** BEGIN Given data **

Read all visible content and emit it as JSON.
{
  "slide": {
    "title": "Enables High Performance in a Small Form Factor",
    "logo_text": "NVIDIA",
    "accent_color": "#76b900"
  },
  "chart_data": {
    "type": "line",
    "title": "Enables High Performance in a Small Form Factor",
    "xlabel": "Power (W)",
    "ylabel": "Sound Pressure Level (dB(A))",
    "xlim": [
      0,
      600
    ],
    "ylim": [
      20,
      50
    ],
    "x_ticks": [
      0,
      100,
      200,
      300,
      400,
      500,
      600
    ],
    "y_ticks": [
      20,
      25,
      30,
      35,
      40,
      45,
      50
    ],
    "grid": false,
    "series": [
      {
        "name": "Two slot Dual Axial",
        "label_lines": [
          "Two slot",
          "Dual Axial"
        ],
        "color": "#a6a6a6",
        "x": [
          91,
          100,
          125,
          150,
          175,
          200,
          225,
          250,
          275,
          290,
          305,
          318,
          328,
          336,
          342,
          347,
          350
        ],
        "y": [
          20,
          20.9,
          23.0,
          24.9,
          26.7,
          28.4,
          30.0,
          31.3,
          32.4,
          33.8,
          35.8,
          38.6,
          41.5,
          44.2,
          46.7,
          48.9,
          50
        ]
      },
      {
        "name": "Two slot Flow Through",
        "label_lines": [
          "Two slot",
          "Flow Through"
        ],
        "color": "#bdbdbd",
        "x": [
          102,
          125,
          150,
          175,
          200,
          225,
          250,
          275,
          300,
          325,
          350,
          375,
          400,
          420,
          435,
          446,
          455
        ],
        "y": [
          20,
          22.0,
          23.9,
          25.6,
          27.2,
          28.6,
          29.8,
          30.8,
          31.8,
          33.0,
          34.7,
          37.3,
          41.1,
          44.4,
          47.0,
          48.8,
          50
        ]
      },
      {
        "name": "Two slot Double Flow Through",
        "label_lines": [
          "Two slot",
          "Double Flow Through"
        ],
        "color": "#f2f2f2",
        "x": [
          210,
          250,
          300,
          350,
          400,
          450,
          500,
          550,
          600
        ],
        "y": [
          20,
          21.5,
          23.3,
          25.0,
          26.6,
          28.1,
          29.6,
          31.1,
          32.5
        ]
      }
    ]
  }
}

** END Given data **

**Task description:** Your task is to retype all the records above with nothing left out.

**Written response:**
Read all visible content and emit it as JSON.
{
  "slide": {
    "title": "Enables High Performance in a Small Form Factor",
    "logo_text": "NVIDIA",
    "accent_color": "#76b900"
  },
  "chart_data": {
    "type": "line",
    "title": "Enables High Performance in a Small Form Factor",
    "xlabel": "Power (W)",
    "ylabel": "Sound Pressure Level (dB(A))",
    "xlim": [
      0,
      600
    ],
    "ylim": [
      20,
      50
    ],
    "x_ticks": [
      0,
      100,
      200,
      300,
      400,
      500,
      600
    ],
    "y_ticks": [
      20,
      25,
      30,
      35,
      40,
      45,
      50
    ],
    "grid": false,
    "series": [
      {
        "name": "Two slot Dual Axial",
        "label_lines": [
          "Two slot",
          "Dual Axial"
        ],
        "color": "#a6a6a6",
        "x": [
          91,
          100,
          125,
          150,
          175,
          200,
          225,
          250,
          275,
          290,
          305,
          318,
          328,
          336,
          342,
          347,
          350
        ],
        "y": [
          20,
          20.9,
          23.0,
          24.9,
          26.7,
          28.4,
          30.0,
          31.3,
          32.4,
          33.8,
          35.8,
          38.6,
          41.5,
          44.2,
          46.7,
          48.9,
          50
        ]
      },
      {
        "name": "Two slot Flow Through",
        "label_lines": [
          "Two slot",
          "Flow Through"
        ],
        "color": "#bdbdbd",
        "x": [
          102,
          125,
          150,
          175,
          200,
          225,
          250,
          275,
          300,
          325,
          350,
          375,
          400,
          420,
          435,
          446,
          455
        ],
        "y": [
          20,
          22.0,
          23.9,
          25.6,
          27.2,
          28.6,
          29.8,
          30.8,
          31.8,
          33.0,
          34.7,
          37.3,
          41.1,
          44.4,
          47.0,
          48.8,
          50
        ]
      },
      {
        "name": "Two slot Double Flow Through",
        "label_lines": [
          "Two slot",
          "Double Flow Through"
        ],
        "color": "#f2f2f2",
        "x": [
          210,
          250,
          300,
          350,
          400,
          450,
          500,
          550,
          600
        ],
        "y": [
          20,
          21.5,
          23.3,
          25.0,
          26.6,
          28.1,
          29.6,
          31.1,
          32.5
        ]
      }
    ]
  }
}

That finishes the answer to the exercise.